• [PROMPT]: Scan the data. Collect each line that contains the word "name".

• [PROVIDED DATA]:
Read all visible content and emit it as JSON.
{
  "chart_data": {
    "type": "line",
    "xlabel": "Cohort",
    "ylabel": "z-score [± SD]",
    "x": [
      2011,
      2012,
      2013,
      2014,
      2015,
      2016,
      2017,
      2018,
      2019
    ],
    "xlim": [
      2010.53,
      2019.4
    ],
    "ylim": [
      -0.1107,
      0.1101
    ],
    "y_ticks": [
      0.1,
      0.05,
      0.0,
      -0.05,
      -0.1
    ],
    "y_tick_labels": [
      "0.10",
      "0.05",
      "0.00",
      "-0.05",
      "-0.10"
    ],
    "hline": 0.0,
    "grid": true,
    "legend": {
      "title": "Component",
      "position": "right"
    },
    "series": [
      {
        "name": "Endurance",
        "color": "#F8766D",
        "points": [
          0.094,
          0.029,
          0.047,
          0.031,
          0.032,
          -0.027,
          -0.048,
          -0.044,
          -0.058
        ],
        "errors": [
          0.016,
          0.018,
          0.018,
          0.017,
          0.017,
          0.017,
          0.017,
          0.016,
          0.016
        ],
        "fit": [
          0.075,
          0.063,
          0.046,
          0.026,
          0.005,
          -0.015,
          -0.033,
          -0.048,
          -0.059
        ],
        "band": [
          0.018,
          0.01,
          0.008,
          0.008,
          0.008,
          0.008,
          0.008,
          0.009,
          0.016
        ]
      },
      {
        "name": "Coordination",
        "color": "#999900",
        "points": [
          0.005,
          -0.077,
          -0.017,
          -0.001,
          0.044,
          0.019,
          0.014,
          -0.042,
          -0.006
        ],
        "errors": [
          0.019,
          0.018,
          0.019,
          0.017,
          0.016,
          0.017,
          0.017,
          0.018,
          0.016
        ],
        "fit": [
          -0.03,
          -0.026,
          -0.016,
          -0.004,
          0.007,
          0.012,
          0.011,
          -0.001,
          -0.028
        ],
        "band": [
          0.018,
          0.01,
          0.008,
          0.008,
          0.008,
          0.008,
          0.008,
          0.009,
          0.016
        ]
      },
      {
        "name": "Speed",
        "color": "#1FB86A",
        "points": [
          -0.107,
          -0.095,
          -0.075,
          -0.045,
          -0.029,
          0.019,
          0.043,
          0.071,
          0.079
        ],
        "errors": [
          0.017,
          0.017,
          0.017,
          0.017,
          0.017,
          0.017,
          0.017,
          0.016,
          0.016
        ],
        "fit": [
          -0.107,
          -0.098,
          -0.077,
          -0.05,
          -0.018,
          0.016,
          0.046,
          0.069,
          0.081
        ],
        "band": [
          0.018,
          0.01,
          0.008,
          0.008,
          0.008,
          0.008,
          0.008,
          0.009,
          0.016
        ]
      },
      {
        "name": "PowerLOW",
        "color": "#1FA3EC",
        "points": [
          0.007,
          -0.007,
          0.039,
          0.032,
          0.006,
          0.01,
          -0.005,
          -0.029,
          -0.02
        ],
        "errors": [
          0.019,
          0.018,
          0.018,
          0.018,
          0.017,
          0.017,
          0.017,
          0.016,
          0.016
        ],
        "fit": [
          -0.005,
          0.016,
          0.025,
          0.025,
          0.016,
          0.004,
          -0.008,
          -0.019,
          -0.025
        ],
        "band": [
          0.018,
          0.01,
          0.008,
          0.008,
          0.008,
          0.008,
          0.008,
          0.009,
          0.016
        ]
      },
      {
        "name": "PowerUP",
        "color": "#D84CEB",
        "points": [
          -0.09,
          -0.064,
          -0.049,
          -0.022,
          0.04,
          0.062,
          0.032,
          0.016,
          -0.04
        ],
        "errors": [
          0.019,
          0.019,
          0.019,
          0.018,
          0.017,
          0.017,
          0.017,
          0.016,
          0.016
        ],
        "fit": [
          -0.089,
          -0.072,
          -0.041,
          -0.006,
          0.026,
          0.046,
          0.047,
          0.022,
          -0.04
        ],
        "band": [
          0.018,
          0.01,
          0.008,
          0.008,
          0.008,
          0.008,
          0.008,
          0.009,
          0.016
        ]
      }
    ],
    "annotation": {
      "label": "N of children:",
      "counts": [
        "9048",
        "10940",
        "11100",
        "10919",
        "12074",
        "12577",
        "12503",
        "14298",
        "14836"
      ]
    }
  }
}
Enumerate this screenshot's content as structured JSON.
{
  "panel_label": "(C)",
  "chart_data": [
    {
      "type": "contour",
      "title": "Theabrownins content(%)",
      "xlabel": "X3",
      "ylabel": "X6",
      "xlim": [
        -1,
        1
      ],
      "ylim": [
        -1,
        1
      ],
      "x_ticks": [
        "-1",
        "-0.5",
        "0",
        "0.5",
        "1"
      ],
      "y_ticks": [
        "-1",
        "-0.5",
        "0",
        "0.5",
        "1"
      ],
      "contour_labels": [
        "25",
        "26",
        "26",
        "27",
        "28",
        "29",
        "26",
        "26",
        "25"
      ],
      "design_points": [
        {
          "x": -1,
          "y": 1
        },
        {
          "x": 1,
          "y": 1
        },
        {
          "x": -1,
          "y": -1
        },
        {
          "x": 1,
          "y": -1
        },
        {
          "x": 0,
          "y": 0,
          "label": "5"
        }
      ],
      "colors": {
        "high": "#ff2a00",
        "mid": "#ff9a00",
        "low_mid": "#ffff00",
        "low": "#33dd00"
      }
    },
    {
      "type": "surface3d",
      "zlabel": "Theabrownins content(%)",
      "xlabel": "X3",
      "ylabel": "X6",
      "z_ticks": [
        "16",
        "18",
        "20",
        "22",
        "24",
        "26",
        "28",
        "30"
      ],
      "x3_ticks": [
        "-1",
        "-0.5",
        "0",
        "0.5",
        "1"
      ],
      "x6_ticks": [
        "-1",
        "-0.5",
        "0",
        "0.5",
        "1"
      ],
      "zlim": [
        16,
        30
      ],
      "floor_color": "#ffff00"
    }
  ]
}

• [RESPONSE TO THIS EXERCISE]:
        "name": "Endurance",
        "name": "Coordination",
        "name": "Speed",
        "name": "PowerLOW",
        "name": "PowerUP",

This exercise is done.